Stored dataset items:
□ □ □ □ □ □ □

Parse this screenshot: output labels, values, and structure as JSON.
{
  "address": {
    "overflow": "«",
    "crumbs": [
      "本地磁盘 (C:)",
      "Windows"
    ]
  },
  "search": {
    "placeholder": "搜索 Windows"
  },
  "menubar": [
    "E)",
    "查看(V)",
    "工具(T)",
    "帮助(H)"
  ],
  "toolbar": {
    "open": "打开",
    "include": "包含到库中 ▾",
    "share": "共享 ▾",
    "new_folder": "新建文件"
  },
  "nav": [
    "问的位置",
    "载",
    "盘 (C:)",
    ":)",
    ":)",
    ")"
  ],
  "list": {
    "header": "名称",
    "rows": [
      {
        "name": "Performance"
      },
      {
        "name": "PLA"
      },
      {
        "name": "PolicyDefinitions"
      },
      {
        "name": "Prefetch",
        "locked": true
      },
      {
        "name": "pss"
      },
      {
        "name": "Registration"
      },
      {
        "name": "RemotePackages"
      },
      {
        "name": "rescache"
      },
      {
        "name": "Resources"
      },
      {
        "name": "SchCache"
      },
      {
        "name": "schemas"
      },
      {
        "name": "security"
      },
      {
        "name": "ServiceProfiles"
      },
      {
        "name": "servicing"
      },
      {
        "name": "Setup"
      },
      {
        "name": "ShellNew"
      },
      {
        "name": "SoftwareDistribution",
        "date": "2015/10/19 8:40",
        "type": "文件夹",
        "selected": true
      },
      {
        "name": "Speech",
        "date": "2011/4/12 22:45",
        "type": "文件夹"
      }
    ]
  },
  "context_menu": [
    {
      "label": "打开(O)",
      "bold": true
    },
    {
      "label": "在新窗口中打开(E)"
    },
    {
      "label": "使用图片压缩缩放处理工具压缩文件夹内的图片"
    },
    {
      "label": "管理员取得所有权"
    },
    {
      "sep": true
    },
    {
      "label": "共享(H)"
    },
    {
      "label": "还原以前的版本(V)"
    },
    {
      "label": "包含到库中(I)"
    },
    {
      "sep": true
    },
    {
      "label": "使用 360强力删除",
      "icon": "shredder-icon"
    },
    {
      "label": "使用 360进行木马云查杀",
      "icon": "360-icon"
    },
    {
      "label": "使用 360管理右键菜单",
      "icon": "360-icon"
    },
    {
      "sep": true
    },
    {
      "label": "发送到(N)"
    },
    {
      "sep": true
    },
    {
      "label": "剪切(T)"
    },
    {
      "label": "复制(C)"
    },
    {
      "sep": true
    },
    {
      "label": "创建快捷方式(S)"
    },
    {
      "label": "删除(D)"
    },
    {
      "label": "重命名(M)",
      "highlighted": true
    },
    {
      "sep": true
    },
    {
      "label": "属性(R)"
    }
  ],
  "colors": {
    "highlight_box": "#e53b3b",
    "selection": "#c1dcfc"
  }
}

□ □ □ □ □ □ □

Repeat the data above exactly.

__Result__
Parse this screenshot: output labels, values, and structure as JSON.
{
  "address": {
    "overflow": "«",
    "crumbs": [
      "本地磁盘 (C:)",
      "Windows"
    ]
  },
  "search": {
    "placeholder": "搜索 Windows"
  },
  "menubar": [
    "E)",
    "查看(V)",
    "工具(T)",
    "帮助(H)"
  ],
  "toolbar": {
    "open": "打开",
    "include": "包含到库中 ▾",
    "share": "共享 ▾",
    "new_folder": "新建文件"
  },
  "nav": [
    "问的位置",
    "载",
    "盘 (C:)",
    ":)",
    ":)",
    ")"
  ],
  "list": {
    "header": "名称",
    "rows": [
      {
        "name": "Performance"
      },
      {
        "name": "PLA"
      },
      {
        "name": "PolicyDefinitions"
      },
      {
        "name": "Prefetch",
        "locked": true
      },
      {
        "name": "pss"
      },
      {
        "name": "Registration"
      },
      {
        "name": "RemotePackages"
      },
      {
        "name": "rescache"
      },
      {
        "name": "Resources"
      },
      {
        "name": "SchCache"
      },
      {
        "name": "schemas"
      },
      {
        "name": "security"
      },
      {
        "name": "ServiceProfiles"
      },
      {
        "name": "servicing"
      },
      {
        "name": "Setup"
      },
      {
        "name": "ShellNew"
      },
      {
        "name": "SoftwareDistribution",
        "date": "2015/10/19 8:40",
        "type": "文件夹",
        "selected": true
      },
      {
        "name": "Speech",
        "date": "2011/4/12 22:45",
        "type": "文件夹"
      }
    ]
  },
  "context_menu": [
    {
      "label": "打开(O)",
      "bold": true
    },
    {
      "label": "在新窗口中打开(E)"
    },
    {
      "label": "使用图片压缩缩放处理工具压缩文件夹内的图片"
    },
    {
      "label": "管理员取得所有权"
    },
    {
      "sep": true
    },
    {
      "label": "共享(H)"
    },
    {
      "label": "还原以前的版本(V)"
    },
    {
      "label": "包含到库中(I)"
    },
    {
      "sep": true
    },
    {
      "label": "使用 360强力删除",
      "icon": "shredder-icon"
    },
    {
      "label": "使用 360进行木马云查杀",
      "icon": "360-icon"
    },
    {
      "label": "使用 360管理右键菜单",
      "icon": "360-icon"
    },
    {
      "sep": true
    },
    {
      "label": "发送到(N)"
    },
    {
      "sep": true
    },
    {
      "label": "剪切(T)"
    },
    {
      "label": "复制(C)"
    },
    {
      "sep": true
    },
    {
      "label": "创建快捷方式(S)"
    },
    {
      "label": "删除(D)"
    },
    {
      "label": "重命名(M)",
      "highlighted": true
    },
    {
      "sep": true
    },
    {
      "label": "属性(R)"
    }
  ],
  "colors": {
    "highlight_box": "#e53b3b",
    "selection": "#c1dcfc"
  }
}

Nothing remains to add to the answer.